Type the records out again in full, exactly.

Entries with figure data

□ □ □ □ □

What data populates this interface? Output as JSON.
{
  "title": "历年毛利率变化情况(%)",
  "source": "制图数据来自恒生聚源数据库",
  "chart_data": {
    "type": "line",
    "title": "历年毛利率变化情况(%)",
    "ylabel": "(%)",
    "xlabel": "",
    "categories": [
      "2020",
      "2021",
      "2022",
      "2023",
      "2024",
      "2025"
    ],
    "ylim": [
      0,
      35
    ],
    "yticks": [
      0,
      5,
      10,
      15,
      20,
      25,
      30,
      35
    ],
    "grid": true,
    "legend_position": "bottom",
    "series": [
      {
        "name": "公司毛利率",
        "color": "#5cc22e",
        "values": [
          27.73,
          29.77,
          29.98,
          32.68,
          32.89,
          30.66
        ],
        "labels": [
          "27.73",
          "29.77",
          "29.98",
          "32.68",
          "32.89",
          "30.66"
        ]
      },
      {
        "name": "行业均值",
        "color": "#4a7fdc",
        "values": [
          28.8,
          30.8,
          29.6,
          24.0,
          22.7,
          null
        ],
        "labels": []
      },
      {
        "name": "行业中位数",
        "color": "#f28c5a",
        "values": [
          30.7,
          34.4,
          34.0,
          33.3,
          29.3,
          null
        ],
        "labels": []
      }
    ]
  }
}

□ □ □ □ □

■ **Written response**:
What data populates this interface? Output as JSON.
{
  "title": "历年毛利率变化情况(%)",
  "source": "制图数据来自恒生聚源数据库",
  "chart_data": {
    "type": "line",
    "title": "历年毛利率变化情况(%)",
    "ylabel": "(%)",
    "xlabel": "",
    "categories": [
      "2020",
      "2021",
      "2022",
      "2023",
      "2024",
      "2025"
    ],
    "ylim": [
      0,
      35
    ],
    "yticks": [
      0,
      5,
      10,
      15,
      20,
      25,
      30,
      35
    ],
    "grid": true,
    "legend_position": "bottom",
    "series": [
      {
        "name": "公司毛利率",
        "color": "#5cc22e",
        "values": [
          27.73,
          29.77,
          29.98,
          32.68,
          32.89,
          30.66
        ],
        "labels": [
          "27.73",
          "29.77",
          "29.98",
          "32.68",
          "32.89",
          "30.66"
        ]
      },
      {
        "name": "行业均值",
        "color": "#4a7fdc",
        "values": [
          28.8,
          30.8,
          29.6,
          24.0,
          22.7,
          null
        ],
        "labels": []
      },
      {
        "name": "行业中位数",
        "color": "#f28c5a",
        "values": [
          30.7,
          34.4,
          34.0,
          33.3,
          29.3,
          null
        ],
        "labels": []
      }
    ]
  }
}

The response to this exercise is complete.